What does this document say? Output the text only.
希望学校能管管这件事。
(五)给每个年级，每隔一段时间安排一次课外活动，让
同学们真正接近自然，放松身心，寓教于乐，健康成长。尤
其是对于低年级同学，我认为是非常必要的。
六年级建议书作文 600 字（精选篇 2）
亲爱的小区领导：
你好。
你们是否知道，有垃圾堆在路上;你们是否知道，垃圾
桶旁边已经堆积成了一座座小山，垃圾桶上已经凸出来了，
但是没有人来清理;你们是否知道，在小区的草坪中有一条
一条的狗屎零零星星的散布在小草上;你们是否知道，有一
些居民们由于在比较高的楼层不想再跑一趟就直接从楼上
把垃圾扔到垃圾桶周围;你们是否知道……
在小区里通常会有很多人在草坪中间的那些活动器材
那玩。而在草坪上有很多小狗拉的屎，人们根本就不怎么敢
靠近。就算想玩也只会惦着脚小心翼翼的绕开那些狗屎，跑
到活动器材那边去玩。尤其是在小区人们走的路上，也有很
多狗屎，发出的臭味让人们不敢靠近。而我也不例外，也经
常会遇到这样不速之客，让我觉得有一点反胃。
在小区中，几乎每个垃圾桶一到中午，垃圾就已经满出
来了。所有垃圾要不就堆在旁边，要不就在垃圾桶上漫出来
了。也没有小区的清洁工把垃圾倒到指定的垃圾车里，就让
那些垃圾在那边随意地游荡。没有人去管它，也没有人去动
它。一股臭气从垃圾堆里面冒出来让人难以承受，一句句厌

→ What is being asked: Write the complete data out, exactly as above.

→ Task answer:
What does this document say? Output the text only.
希望学校能管管这件事。
(五)给每个年级，每隔一段时间安排一次课外活动，让
同学们真正接近自然，放松身心，寓教于乐，健康成长。尤
其是对于低年级同学，我认为是非常必要的。
六年级建议书作文 600 字（精选篇 2）
亲爱的小区领导：
你好。
你们是否知道，有垃圾堆在路上;你们是否知道，垃圾
桶旁边已经堆积成了一座座小山，垃圾桶上已经凸出来了，
但是没有人来清理;你们是否知道，在小区的草坪中有一条
一条的狗屎零零星星的散布在小草上;你们是否知道，有一
些居民们由于在比较高的楼层不想再跑一趟就直接从楼上
把垃圾扔到垃圾桶周围;你们是否知道……
在小区里通常会有很多人在草坪中间的那些活动器材
那玩。而在草坪上有很多小狗拉的屎，人们根本就不怎么敢
靠近。就算想玩也只会惦着脚小心翼翼的绕开那些狗屎，跑
到活动器材那边去玩。尤其是在小区人们走的路上，也有很
多狗屎，发出的臭味让人们不敢靠近。而我也不例外，也经
常会遇到这样不速之客，让我觉得有一点反胃。
在小区中，几乎每个垃圾桶一到中午，垃圾就已经满出
来了。所有垃圾要不就堆在旁边，要不就在垃圾桶上漫出来
了。也没有小区的清洁工把垃圾倒到指定的垃圾车里，就让
那些垃圾在那边随意地游荡。没有人去管它，也没有人去动
它。一股臭气从垃圾堆里面冒出来让人难以承受，一句句厌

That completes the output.